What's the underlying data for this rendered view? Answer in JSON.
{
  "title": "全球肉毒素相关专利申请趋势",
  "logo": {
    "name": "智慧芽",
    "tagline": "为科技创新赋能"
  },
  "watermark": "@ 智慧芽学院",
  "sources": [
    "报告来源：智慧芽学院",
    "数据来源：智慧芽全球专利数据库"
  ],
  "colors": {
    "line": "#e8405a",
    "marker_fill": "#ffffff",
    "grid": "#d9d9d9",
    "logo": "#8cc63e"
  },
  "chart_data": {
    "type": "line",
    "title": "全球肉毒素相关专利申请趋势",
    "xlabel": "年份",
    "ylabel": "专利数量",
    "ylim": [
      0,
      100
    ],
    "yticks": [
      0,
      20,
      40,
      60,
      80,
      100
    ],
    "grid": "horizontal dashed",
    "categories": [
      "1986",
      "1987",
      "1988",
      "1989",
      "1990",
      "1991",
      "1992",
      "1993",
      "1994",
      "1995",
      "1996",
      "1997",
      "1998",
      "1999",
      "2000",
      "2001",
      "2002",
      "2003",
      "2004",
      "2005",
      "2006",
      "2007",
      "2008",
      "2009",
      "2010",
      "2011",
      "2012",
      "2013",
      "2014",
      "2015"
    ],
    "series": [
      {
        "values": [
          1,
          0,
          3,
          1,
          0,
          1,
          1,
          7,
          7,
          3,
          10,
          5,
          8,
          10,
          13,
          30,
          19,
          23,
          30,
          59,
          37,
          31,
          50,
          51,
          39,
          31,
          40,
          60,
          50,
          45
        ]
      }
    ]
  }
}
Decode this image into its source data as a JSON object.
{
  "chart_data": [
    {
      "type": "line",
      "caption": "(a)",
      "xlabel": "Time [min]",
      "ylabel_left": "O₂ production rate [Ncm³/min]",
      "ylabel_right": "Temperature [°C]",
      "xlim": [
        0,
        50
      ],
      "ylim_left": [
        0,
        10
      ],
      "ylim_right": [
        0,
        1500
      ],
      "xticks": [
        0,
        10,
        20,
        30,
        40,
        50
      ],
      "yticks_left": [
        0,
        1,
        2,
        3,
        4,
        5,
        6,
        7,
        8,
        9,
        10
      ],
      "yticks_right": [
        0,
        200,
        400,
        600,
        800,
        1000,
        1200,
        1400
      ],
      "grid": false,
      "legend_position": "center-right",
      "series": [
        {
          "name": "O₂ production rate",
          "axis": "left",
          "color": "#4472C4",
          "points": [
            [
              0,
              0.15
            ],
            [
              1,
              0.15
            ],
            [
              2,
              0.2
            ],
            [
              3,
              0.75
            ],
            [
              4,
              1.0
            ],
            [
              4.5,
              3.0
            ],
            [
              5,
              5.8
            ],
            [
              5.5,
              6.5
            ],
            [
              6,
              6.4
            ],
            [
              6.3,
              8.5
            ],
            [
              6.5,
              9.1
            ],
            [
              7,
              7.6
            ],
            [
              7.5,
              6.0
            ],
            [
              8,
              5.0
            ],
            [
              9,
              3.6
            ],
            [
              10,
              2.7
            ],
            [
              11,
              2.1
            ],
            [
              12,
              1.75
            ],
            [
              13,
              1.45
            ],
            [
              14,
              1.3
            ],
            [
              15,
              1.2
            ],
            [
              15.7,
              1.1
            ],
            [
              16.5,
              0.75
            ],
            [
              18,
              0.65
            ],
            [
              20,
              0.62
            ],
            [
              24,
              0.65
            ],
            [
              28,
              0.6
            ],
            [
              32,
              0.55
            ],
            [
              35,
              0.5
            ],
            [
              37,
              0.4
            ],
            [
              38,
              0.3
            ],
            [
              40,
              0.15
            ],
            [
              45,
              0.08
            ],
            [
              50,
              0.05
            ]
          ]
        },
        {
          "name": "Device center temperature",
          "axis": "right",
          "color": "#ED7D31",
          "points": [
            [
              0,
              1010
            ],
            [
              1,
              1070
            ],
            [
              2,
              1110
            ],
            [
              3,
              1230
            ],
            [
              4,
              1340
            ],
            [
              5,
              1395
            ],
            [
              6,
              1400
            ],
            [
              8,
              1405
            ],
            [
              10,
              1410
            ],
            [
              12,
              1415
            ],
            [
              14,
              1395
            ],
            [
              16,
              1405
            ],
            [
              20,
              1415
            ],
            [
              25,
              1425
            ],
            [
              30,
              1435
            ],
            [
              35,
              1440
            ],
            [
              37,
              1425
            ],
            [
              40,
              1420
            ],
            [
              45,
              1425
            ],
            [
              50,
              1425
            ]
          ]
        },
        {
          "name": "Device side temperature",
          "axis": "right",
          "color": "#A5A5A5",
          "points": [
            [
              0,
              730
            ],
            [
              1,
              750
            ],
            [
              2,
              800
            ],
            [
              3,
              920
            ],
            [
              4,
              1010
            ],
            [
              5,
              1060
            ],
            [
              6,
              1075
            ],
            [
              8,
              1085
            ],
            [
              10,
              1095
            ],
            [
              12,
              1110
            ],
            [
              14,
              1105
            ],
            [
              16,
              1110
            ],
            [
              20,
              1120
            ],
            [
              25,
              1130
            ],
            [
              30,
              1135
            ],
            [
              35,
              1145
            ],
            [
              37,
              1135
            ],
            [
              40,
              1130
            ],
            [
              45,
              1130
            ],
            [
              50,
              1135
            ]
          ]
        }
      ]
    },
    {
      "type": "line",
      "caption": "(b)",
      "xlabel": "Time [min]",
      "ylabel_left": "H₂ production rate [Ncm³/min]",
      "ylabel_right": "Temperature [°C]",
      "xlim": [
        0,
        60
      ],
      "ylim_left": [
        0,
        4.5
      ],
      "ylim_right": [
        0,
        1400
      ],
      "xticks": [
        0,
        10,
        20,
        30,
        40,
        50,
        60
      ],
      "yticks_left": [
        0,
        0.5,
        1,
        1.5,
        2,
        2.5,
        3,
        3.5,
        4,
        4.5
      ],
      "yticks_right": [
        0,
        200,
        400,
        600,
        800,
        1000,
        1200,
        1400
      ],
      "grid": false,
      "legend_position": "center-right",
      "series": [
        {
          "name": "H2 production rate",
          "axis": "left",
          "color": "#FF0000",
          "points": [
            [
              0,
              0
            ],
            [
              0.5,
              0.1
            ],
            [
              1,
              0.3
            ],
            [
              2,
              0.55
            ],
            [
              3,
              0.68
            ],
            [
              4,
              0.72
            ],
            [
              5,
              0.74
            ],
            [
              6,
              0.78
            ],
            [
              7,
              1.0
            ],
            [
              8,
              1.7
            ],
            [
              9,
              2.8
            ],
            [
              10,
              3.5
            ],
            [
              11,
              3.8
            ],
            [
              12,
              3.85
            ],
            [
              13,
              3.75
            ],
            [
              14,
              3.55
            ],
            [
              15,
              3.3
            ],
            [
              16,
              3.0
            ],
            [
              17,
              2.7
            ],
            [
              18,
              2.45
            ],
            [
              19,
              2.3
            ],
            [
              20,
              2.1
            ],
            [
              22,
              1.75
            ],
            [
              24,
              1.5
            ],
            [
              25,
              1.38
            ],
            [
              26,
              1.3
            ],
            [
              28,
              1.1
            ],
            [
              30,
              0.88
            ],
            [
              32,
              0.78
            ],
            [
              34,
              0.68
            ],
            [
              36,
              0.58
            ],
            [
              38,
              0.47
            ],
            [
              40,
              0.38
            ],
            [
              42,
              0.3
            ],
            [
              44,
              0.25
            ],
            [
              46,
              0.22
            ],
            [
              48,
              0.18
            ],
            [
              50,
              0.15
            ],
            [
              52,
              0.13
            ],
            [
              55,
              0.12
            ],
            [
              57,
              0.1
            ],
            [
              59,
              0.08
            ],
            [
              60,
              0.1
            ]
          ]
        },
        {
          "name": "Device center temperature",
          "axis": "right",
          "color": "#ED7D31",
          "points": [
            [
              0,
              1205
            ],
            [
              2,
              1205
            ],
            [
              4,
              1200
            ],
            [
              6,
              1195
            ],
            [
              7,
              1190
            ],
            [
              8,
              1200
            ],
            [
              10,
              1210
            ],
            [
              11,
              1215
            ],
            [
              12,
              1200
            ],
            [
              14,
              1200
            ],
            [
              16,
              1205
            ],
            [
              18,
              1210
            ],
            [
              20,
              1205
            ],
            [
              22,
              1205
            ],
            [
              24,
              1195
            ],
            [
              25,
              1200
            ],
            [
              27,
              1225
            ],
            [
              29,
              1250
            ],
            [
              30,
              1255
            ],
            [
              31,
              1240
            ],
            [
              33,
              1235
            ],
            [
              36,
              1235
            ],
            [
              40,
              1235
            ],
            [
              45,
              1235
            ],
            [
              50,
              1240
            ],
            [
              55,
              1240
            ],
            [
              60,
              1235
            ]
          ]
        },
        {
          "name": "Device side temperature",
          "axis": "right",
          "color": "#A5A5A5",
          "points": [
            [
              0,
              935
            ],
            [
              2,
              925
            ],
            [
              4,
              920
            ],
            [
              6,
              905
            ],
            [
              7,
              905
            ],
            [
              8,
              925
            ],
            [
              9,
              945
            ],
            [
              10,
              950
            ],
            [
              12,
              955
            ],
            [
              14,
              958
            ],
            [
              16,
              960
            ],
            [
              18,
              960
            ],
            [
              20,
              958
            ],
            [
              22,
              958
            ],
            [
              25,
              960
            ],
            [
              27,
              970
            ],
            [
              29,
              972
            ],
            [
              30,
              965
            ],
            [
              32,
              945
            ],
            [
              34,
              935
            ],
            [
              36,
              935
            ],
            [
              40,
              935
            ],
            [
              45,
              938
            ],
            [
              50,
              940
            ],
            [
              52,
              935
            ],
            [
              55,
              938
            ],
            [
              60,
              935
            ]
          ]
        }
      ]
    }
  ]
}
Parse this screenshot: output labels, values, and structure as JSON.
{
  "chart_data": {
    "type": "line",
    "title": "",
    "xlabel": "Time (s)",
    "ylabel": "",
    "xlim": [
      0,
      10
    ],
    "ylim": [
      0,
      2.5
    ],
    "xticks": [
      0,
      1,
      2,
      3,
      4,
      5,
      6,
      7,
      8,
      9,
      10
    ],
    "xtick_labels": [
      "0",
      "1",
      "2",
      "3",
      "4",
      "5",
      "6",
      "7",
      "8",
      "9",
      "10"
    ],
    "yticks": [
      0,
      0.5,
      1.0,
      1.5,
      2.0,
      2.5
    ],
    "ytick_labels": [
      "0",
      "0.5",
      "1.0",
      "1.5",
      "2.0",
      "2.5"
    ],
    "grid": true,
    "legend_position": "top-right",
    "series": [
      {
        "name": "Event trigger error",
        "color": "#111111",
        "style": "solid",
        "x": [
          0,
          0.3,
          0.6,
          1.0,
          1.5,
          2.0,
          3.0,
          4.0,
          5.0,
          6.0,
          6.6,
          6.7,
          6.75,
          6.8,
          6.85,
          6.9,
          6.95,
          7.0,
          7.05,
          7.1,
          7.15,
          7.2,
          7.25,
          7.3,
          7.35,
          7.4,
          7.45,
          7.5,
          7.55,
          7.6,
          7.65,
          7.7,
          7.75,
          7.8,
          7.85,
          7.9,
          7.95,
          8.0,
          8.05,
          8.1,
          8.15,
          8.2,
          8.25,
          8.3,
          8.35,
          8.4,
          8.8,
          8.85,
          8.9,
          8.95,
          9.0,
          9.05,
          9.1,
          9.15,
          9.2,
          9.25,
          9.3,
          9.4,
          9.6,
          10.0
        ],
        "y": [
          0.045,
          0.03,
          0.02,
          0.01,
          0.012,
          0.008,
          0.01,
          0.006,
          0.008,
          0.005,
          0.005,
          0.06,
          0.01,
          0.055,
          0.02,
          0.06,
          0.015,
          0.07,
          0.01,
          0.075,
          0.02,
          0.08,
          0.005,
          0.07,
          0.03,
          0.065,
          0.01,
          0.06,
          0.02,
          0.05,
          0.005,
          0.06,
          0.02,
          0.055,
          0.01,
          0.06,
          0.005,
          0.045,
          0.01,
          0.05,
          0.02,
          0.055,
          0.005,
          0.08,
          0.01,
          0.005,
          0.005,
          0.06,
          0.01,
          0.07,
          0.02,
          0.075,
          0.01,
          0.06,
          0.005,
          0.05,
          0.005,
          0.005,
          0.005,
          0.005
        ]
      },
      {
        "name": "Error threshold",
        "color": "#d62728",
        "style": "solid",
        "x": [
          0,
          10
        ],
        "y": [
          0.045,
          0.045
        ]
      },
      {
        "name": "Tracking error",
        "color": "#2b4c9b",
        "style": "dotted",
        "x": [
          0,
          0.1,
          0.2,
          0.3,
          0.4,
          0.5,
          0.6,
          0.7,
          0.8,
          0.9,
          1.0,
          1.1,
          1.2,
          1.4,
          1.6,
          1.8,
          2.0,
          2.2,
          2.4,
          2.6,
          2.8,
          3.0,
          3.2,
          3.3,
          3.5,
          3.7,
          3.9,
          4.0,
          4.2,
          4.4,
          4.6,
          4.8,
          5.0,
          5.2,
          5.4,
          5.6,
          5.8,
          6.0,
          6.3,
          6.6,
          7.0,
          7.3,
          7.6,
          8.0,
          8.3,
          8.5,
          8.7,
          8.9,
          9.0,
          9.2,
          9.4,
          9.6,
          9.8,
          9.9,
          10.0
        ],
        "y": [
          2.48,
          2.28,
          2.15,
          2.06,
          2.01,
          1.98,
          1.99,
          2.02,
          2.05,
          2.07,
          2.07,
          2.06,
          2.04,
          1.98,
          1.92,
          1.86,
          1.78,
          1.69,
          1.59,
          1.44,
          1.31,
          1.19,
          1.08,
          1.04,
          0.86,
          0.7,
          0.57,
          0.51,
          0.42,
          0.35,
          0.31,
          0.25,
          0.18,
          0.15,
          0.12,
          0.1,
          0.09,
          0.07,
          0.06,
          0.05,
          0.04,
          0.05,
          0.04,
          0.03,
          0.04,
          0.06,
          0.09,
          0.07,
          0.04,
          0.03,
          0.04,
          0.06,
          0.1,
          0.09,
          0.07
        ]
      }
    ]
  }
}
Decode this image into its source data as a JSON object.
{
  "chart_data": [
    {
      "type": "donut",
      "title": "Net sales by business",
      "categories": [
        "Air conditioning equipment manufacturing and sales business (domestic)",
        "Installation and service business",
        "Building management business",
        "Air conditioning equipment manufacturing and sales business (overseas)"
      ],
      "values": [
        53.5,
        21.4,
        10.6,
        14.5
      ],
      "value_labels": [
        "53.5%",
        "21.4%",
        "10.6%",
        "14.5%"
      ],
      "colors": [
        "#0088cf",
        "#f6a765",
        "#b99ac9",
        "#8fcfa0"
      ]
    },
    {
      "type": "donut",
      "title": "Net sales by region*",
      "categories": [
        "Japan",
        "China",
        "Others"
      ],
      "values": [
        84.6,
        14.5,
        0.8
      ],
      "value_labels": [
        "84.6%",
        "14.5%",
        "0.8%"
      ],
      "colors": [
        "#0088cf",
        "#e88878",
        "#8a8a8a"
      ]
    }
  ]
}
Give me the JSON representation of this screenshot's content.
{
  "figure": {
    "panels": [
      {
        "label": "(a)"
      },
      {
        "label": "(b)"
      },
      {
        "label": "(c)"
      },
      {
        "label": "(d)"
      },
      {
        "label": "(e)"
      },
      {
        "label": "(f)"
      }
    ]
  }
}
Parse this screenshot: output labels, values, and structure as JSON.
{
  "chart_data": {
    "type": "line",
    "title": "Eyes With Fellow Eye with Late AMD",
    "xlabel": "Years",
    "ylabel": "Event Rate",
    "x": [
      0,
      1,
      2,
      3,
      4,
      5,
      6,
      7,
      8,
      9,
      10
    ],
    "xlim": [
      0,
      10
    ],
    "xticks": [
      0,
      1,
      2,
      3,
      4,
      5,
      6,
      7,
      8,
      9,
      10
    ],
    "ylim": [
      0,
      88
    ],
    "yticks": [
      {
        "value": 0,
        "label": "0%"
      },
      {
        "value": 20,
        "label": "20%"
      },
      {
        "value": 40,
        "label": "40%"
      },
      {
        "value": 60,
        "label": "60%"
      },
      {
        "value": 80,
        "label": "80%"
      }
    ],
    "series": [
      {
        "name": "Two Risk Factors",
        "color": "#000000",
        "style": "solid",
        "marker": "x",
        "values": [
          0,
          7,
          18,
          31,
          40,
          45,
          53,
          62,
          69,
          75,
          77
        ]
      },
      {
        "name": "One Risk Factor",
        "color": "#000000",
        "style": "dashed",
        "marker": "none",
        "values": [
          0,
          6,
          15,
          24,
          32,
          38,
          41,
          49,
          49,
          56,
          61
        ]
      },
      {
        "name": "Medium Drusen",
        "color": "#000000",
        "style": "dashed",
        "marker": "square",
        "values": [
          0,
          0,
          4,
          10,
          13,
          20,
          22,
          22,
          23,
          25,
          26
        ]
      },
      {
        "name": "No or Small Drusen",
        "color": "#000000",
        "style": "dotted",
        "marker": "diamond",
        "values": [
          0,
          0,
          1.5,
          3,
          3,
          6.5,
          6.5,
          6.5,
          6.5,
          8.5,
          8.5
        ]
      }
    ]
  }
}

··········

Problem to work on -> Return each line with "xlabel".

Answer below ->
    "xlabel": "年份",
      "xlabel": "Time [min]",
      "xlabel": "Time [min]",
    "xlabel": "Time (s)",
    "xlabel": "Years",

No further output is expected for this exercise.